Description of the task: Scan the material below for the string "ESTADO", and copy every line where it shows up.

"""

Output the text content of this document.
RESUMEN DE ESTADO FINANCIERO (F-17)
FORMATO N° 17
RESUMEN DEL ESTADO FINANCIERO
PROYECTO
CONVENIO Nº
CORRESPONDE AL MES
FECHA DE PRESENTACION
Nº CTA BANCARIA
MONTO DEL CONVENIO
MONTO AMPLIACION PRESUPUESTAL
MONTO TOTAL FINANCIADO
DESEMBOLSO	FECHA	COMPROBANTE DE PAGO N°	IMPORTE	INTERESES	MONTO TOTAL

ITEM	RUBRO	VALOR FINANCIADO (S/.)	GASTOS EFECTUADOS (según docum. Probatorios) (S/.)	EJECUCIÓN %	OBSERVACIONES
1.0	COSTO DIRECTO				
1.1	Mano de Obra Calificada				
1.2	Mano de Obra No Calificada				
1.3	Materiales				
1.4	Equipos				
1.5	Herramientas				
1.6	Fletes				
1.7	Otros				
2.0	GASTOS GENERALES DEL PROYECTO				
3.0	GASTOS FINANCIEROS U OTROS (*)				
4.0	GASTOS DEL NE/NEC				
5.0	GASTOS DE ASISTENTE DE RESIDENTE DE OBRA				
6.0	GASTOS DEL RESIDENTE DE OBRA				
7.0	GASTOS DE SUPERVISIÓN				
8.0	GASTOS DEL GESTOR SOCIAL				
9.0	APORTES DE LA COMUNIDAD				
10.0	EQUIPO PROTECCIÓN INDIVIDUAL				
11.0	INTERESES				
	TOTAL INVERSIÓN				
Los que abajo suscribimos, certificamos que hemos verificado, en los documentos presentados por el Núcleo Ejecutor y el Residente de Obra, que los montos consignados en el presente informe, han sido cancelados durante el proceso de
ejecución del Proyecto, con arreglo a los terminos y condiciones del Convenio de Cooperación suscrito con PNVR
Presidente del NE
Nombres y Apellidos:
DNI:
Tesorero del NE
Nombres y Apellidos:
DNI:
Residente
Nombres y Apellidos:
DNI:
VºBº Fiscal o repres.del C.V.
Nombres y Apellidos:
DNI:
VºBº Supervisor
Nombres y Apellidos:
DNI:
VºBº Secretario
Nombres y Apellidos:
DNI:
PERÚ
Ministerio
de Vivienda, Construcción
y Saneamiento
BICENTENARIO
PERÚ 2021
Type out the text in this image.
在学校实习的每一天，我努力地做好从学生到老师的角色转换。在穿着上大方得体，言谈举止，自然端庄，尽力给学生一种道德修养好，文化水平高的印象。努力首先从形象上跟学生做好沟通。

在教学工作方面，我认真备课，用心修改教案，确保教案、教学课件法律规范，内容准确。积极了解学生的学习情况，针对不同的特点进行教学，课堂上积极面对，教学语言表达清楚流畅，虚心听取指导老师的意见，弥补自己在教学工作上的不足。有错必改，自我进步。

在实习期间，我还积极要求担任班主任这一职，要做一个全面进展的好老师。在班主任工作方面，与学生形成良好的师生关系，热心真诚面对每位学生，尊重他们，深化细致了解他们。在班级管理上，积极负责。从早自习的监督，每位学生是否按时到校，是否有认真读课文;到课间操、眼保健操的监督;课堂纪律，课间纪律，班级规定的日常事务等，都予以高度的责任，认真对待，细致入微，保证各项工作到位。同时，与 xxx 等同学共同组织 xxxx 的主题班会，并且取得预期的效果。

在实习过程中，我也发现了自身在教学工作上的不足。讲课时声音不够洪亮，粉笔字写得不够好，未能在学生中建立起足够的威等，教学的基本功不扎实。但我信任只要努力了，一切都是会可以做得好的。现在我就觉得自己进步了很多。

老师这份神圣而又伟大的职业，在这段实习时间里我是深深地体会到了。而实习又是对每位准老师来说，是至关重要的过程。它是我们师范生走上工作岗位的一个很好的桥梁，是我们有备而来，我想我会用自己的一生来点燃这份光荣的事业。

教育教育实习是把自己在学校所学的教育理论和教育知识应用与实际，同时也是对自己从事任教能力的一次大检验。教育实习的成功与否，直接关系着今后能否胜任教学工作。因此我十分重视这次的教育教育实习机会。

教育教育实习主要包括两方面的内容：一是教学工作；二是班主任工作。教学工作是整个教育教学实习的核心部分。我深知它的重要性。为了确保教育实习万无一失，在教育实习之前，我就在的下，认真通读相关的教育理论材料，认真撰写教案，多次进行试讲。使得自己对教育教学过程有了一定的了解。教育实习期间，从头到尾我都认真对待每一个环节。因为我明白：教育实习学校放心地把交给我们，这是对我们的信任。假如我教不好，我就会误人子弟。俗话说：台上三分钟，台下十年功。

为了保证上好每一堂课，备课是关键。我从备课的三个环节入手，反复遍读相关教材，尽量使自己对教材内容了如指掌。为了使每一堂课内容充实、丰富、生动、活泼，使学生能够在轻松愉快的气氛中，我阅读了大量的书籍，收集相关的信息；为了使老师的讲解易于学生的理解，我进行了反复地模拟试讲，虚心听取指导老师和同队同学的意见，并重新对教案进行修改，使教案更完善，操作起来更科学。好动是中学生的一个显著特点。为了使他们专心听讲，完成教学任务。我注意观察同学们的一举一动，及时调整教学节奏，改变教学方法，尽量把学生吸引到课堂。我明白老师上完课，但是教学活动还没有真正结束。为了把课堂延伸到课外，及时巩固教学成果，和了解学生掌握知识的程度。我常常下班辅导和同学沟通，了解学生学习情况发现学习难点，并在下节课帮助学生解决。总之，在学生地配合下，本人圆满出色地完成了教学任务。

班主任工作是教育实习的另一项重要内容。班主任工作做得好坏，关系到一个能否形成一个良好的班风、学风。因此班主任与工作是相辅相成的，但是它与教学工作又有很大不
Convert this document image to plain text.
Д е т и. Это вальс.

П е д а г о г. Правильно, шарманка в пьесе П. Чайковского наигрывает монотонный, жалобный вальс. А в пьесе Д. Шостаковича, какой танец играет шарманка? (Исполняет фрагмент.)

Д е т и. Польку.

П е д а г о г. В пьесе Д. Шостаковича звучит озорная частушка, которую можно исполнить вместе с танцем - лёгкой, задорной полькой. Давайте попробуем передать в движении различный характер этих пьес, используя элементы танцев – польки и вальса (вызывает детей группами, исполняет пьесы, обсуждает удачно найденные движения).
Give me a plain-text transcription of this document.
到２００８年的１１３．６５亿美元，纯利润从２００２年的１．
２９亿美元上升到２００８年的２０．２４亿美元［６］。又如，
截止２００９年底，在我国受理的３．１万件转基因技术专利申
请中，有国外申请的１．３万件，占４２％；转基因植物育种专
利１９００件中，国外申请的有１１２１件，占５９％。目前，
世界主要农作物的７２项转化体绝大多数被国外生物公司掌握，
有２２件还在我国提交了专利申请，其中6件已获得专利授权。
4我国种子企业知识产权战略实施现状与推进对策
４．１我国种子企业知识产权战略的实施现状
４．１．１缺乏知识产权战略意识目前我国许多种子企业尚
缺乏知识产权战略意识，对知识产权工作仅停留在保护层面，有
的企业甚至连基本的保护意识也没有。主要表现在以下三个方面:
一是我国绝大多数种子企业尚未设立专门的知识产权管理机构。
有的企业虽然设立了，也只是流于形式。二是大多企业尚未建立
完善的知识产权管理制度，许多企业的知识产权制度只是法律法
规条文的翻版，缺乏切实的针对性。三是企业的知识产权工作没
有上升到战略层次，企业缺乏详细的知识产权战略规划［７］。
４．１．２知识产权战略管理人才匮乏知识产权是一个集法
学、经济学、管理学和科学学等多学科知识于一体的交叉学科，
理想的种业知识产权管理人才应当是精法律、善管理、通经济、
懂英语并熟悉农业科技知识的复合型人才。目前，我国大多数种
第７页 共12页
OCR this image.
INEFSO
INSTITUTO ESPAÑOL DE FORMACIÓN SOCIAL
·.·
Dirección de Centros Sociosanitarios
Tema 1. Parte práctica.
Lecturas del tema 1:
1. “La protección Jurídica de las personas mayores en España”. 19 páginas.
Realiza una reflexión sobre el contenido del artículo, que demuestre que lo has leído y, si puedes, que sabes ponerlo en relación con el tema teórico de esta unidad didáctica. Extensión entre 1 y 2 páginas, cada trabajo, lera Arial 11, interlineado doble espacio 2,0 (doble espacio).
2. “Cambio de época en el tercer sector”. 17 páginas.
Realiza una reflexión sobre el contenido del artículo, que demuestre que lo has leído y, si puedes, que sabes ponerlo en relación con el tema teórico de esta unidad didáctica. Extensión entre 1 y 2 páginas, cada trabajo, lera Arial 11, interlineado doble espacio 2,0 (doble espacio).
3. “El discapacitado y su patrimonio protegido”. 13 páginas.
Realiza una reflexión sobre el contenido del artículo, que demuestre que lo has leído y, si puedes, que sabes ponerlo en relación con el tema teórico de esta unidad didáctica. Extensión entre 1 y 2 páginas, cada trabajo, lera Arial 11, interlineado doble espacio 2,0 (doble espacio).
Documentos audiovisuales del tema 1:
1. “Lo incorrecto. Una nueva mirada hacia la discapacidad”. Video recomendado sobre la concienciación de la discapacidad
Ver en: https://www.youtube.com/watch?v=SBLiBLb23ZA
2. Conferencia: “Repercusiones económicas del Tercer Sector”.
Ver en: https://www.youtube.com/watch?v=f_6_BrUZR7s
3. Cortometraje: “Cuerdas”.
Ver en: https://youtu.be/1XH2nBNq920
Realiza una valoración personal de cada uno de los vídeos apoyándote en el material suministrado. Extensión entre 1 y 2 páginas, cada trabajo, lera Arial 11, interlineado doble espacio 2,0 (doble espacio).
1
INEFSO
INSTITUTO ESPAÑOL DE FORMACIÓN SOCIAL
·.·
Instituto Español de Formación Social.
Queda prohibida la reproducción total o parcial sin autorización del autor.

"""

Reply to the exercise:
RESUMEN DE ESTADO FINANCIERO (F-17)
RESUMEN DEL ESTADO FINANCIERO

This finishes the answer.